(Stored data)
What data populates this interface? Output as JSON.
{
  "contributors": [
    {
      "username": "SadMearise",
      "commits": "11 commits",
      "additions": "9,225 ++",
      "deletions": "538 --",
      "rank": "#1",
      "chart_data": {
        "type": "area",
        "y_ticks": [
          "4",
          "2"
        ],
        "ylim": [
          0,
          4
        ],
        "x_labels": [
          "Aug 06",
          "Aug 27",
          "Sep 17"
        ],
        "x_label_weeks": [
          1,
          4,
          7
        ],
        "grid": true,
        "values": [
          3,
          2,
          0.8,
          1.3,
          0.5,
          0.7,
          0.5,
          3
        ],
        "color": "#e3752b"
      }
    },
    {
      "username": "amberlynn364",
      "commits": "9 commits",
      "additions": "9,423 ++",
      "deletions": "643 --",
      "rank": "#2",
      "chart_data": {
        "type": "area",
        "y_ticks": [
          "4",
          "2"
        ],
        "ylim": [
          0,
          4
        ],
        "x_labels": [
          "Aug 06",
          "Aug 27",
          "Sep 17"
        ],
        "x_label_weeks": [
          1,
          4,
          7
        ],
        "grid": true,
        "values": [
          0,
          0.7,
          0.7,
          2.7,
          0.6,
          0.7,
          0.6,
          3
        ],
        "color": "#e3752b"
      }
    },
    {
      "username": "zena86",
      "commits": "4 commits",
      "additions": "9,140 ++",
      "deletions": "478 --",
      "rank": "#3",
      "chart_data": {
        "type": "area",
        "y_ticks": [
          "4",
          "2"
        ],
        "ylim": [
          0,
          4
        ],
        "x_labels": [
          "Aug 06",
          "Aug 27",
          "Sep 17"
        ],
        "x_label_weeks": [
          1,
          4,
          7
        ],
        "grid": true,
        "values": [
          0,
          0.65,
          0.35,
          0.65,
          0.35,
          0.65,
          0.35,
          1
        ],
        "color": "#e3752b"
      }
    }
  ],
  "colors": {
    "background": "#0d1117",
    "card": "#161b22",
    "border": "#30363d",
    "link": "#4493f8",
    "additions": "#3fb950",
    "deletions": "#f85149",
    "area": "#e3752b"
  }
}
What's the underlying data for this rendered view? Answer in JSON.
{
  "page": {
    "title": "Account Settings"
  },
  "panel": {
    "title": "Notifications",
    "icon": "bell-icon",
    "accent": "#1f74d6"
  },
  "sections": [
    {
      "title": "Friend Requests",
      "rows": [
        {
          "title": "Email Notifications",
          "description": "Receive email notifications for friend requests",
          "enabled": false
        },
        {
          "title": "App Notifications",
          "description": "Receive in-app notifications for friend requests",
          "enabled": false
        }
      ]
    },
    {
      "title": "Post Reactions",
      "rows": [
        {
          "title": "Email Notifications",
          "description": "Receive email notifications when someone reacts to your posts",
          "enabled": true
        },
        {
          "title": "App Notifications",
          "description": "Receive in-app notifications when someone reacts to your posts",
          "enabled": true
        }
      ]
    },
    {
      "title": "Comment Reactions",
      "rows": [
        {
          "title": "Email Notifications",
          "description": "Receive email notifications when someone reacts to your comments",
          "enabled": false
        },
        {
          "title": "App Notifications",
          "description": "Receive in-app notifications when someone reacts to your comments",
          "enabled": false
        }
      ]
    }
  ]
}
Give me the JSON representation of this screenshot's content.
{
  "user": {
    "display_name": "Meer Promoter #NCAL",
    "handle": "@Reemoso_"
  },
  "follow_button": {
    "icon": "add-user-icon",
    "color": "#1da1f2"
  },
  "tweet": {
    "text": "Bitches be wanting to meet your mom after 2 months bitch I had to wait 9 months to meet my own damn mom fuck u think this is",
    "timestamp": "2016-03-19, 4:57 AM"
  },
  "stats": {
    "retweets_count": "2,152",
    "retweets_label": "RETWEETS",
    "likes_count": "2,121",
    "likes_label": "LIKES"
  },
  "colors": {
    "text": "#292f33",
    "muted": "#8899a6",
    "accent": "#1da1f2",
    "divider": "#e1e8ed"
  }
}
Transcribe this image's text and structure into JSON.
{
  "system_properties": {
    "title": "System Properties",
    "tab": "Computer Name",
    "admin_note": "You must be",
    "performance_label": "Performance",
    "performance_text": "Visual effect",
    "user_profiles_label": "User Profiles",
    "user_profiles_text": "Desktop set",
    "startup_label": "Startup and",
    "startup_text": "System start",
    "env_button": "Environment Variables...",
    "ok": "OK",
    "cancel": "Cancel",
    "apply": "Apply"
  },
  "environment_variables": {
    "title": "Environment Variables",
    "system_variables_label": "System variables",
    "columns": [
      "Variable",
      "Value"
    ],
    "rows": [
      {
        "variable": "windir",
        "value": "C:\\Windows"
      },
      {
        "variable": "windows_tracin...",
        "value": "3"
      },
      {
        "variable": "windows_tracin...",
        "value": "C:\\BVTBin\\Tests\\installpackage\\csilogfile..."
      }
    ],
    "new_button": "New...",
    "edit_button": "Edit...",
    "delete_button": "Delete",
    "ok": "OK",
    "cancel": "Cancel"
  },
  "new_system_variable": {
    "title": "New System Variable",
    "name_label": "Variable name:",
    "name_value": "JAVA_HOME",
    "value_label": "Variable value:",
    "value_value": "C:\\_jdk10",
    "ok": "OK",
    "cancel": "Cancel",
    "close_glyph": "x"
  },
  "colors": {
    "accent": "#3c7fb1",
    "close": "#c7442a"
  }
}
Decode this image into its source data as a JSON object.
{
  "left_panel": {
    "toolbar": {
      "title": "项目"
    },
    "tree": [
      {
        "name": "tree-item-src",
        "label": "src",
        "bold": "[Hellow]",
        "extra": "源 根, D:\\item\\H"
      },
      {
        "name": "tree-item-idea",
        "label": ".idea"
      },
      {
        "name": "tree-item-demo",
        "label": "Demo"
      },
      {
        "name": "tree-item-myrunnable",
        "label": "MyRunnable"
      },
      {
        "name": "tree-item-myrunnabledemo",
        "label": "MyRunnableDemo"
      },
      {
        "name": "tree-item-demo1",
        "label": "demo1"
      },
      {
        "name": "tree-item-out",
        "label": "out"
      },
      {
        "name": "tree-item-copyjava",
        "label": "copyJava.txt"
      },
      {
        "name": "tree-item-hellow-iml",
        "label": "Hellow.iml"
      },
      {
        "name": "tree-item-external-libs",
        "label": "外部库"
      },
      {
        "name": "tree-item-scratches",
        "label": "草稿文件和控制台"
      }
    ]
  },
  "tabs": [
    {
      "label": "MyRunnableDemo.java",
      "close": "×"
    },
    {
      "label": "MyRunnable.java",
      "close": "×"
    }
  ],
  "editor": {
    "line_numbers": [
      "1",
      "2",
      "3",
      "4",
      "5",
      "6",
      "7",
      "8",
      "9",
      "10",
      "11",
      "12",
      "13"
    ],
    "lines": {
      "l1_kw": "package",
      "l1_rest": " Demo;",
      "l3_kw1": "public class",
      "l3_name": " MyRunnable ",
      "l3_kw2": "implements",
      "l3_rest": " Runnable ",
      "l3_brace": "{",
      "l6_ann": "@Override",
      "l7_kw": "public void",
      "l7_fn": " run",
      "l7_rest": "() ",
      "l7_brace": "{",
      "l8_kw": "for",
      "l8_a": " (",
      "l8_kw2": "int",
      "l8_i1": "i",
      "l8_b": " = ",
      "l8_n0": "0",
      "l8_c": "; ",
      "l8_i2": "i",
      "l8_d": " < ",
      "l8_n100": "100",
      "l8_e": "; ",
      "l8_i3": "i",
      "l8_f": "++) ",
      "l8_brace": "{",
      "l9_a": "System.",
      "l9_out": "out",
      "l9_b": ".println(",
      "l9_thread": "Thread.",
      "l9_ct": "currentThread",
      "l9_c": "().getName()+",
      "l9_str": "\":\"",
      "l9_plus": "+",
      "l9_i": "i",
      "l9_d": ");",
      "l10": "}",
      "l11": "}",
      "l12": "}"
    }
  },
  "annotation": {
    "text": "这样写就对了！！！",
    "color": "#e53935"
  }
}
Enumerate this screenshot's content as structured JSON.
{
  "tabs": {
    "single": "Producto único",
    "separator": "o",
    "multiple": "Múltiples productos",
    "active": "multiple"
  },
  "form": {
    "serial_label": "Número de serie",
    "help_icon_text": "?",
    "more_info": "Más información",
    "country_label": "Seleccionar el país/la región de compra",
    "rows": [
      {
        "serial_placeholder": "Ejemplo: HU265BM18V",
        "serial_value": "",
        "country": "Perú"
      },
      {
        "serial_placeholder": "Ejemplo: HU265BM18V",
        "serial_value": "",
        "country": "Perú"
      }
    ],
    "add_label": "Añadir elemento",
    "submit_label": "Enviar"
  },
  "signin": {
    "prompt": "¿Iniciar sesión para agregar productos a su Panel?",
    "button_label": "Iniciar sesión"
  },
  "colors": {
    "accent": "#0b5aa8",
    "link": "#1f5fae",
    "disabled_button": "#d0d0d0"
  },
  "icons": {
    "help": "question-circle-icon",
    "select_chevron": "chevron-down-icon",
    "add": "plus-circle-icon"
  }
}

WHAT TO DO: Lines containing the string "productos" are to be selected and copied.

FINAL ANSWER:
    "multiple": "Múltiples productos",
    "prompt": "¿Iniciar sesión para agregar productos a su Panel?",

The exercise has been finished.